Text excerpt:
....
- Poster
- Directed by: Sekhar Suri
- Written by: Surendra Krishna
- Produced by: G. Phanindra G. Vijay Choudary
- Starring: Mangam Srinivas Kamal Kamaraju Srinivas Avasarala Adonika Sri Reddy Pokiri Vijay Bala Prasad
- Cinematography: K. Rajendra Babu
- Edited by: Bhimreddy Tirupathi Reddy
- Music by: Vijay Kuravkula
- Production company: Sri Vijayabheri Productions
- Release date: 29 March 2013;
- Running time: 152 minutes
- Country: India
- Language: Telugu

= Aravind 2 =

Aravind 2 is a 2013 Indian Telugu-language thriller film directed by Sekhar Suri starring Sri, Maadhavi Latha, Kamal Kamaraju, Srinivas Avasarala and Adonica. It is a sequel to the 2005 movie, A Film by Aravind. G. Phanindra and G. Vijay Choudary produced the film for Sri Vijayabheri Productions while Vijay Kurakula provided the music. It was released on 29 March 2013.
....
(Collected data)
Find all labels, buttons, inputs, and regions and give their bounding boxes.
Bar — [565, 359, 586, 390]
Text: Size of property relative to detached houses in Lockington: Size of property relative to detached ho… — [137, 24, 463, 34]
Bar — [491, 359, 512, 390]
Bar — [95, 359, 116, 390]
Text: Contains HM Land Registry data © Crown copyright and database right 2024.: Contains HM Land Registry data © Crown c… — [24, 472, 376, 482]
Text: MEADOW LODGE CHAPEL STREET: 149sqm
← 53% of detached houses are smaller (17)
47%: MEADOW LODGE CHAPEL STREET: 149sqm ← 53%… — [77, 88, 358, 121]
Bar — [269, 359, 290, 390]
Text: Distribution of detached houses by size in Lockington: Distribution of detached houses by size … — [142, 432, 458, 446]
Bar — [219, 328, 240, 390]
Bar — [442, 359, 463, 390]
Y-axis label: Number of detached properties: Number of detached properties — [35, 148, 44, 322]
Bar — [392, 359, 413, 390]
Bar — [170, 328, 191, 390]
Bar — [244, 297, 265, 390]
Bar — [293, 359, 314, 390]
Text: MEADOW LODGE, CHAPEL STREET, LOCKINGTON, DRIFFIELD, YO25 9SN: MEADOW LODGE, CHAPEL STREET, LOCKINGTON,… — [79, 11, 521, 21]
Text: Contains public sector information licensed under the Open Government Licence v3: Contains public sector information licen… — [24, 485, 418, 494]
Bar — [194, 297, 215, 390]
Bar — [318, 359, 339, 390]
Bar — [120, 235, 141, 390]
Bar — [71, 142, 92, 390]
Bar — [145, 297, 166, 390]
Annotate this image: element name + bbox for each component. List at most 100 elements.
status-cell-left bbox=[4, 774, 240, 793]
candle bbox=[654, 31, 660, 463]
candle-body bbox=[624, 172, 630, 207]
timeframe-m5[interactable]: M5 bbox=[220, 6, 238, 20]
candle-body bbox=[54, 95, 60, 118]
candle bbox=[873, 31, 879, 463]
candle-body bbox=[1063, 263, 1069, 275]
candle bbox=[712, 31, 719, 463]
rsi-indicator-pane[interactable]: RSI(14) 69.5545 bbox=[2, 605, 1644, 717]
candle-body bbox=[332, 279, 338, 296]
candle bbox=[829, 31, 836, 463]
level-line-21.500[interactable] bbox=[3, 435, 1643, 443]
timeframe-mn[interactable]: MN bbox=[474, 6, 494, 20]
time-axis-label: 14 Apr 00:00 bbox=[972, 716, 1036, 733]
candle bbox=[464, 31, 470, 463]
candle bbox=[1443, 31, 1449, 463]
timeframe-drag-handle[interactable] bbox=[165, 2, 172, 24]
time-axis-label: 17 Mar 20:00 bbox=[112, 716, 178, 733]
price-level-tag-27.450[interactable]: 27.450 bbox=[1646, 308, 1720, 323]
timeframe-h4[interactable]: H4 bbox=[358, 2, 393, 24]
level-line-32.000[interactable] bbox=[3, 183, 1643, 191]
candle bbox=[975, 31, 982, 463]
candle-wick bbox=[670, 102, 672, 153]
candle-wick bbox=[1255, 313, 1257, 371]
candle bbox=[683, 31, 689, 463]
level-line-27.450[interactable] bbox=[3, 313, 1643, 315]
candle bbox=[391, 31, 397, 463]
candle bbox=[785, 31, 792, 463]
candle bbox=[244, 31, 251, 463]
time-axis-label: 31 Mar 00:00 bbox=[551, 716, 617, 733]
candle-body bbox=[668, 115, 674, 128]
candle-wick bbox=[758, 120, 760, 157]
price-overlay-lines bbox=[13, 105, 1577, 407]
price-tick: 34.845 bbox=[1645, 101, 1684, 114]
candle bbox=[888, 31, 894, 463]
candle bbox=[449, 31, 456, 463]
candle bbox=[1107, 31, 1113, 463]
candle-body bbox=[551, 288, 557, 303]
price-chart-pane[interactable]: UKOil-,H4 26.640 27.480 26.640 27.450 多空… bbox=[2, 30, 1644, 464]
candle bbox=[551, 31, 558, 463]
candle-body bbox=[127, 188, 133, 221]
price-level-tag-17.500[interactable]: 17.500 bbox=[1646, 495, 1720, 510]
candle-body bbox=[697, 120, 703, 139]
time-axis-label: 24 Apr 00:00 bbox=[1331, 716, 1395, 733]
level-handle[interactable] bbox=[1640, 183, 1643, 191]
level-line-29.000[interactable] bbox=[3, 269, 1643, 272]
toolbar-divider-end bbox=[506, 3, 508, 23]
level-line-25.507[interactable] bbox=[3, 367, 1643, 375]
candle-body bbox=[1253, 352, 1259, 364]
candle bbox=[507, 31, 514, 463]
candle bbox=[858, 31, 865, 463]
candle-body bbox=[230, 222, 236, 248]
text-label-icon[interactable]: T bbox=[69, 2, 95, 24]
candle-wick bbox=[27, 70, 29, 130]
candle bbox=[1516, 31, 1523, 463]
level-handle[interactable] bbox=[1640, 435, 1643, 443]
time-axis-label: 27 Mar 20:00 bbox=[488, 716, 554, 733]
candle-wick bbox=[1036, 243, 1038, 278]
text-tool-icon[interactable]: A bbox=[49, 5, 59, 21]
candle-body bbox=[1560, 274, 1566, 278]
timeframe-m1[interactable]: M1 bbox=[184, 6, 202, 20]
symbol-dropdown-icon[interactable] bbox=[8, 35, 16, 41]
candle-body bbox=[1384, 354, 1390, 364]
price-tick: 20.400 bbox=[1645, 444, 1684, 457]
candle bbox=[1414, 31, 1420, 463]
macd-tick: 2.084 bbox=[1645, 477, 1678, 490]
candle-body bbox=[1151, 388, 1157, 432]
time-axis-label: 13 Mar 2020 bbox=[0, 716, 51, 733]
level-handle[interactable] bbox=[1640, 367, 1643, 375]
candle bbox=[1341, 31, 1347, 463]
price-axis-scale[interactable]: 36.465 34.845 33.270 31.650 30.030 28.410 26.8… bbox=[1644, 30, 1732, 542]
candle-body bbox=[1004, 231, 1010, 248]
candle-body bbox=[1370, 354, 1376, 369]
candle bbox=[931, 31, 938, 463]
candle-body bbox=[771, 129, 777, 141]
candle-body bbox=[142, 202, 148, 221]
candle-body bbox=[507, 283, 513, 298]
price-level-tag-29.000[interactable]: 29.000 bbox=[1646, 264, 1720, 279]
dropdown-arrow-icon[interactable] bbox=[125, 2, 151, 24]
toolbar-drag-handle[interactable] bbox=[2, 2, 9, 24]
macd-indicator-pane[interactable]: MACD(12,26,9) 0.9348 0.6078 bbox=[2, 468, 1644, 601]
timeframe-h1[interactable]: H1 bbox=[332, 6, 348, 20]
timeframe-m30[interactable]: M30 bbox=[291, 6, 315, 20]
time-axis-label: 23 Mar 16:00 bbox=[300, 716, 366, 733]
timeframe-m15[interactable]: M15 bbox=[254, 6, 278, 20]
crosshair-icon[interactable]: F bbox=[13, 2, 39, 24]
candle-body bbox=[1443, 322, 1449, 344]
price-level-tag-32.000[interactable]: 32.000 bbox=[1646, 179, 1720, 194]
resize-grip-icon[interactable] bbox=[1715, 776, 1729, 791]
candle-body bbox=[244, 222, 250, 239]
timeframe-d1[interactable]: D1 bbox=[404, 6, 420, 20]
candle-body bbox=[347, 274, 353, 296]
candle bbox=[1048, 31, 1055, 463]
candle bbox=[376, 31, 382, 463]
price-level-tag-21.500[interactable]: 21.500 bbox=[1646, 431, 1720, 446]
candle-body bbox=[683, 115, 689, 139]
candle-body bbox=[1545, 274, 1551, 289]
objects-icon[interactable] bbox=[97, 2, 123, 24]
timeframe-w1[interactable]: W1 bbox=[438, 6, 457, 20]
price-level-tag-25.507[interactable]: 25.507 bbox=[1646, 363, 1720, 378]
....
Exercise goal: In the Aravind 2 text, replace "thriller" with "horror" and write out the part between "Aravind 2 is" and "29 March 2013.", inclusive.

Result of the exercise:
Aravind 2 is a 2013 Indian Telugu-language horror film directed by Sekhar Suri starring Sri, Maadhavi Latha, Kamal Kamaraju, Srinivas Avasarala and Adonica. It is a sequel to the 2005 movie, A Film by Aravind. G. Phanindra and G. Vijay Choudary produced the film for Sri Vijayabheri Productions while Vijay Kurakula provided the music. It was released on 29 March 2013.